# Exercise instructions
Turn the part of the listing that opens with the line containing "List each element" and closes with the line containing "- highlight-box-bottom: [116, 338, 500, 388]" into a Markdown table with two columns, Row and Listing line. Number each row, skip blank lines, and leave the pictures out.

# Material shown
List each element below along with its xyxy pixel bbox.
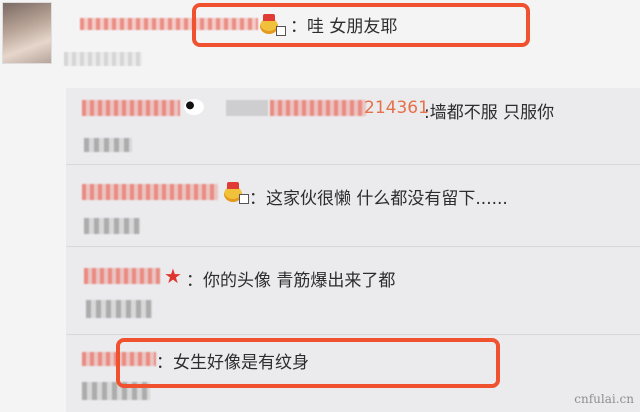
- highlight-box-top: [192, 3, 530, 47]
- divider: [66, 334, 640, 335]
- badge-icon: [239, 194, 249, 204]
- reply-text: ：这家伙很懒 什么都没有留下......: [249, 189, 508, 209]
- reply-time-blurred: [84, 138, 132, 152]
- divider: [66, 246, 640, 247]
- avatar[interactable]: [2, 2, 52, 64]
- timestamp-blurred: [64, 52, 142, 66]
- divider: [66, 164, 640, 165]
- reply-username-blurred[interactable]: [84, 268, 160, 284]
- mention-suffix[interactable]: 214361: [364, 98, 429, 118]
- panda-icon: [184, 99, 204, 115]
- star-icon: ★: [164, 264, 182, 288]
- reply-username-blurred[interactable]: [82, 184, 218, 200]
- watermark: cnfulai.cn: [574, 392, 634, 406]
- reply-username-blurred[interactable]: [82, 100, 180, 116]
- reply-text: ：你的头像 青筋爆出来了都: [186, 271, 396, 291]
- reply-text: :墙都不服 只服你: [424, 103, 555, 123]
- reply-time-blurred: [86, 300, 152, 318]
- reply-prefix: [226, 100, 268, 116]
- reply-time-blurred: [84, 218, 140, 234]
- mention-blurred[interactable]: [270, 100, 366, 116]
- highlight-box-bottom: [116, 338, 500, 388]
---
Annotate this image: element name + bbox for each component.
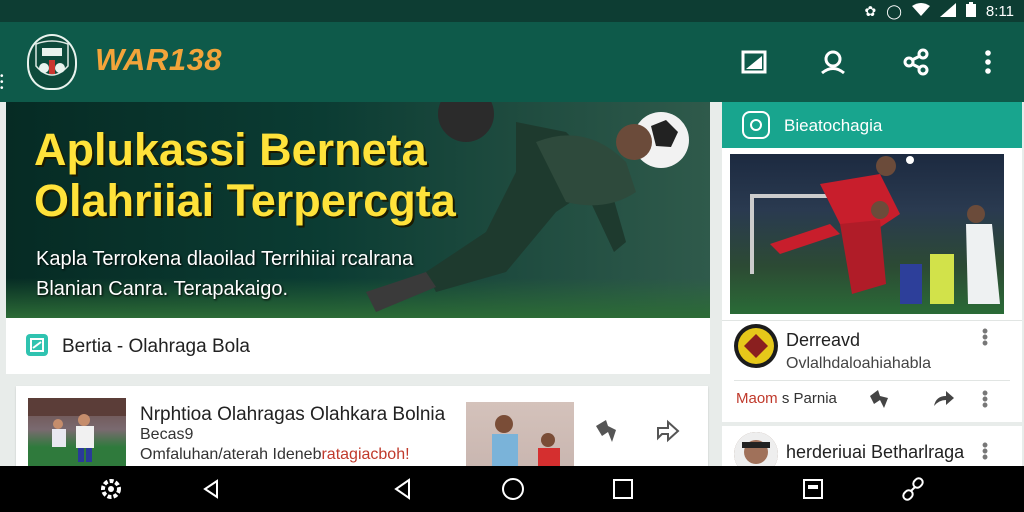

# Expected answer
| Row | Listing line |
|---|---|
| 1 | List each element below along with its xyxy pixel bbox. |
| 2 | - highlight-box-top: [192, 3, 530, 47] |
| 3 | - divider: [66, 334, 640, 335] |
| 4 | - badge-icon: [239, 194, 249, 204] |
| 5 | - reply-text: ：这家伙很懒 什么都没有留下......: [249, 189, 508, 209] |
| 6 | - reply-time-blurred: [84, 138, 132, 152] |
| 7 | - divider: [66, 246, 640, 247] |
| 8 | - avatar[interactable]: [2, 2, 52, 64] |
| 9 | - timestamp-blurred: [64, 52, 142, 66] |
| 10 | - divider: [66, 164, 640, 165] |
| 11 | - reply-username-blurred[interactable]: [84, 268, 160, 284] |
| 12 | - mention-suffix[interactable]: 214361: [364, 98, 429, 118] |
| 13 | - panda-icon: [184, 99, 204, 115] |
| 14 | - star-icon: ★: [164, 264, 182, 288] |
| 15 | - reply-username-blurred[interactable]: [82, 184, 218, 200] |
| 16 | - watermark: cnfulai.cn: [574, 392, 634, 406] |
| 17 | - reply-username-blurred[interactable]: [82, 100, 180, 116] |
| 18 | - reply-text: ：你的头像 青筋爆出来了都: [186, 271, 396, 291] |
| 19 | - reply-text: :墙都不服 只服你: [424, 103, 555, 123] |
| 20 | - reply-time-blurred: [86, 300, 152, 318] |
| 21 | - reply-prefix: [226, 100, 268, 116] |
| 22 | - reply-time-blurred: [84, 218, 140, 234] |
| 23 | - mention-blurred[interactable]: [270, 100, 366, 116] |
| 24 | - highlight-box-bottom: [116, 338, 500, 388] |